■ **WRITTEN REQUEST**: Tally each line where the word "погрешность" occurs, then give only the total.

(Recorded data)
......

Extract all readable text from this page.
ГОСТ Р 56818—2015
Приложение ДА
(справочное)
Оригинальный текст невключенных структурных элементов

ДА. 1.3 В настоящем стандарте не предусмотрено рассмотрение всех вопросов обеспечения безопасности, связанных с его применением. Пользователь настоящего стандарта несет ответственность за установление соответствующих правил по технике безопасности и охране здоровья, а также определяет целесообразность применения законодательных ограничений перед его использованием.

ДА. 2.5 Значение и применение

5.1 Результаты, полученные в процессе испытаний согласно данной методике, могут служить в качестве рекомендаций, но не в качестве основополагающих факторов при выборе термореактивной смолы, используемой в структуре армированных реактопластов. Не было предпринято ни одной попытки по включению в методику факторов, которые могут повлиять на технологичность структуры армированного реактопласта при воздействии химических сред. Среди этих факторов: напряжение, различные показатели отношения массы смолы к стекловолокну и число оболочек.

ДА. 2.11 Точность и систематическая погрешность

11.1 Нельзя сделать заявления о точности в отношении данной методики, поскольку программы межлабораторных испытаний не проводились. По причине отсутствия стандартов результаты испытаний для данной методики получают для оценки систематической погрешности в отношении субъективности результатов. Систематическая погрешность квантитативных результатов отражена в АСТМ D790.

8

......

■ **CORRECT ANSWER**: 2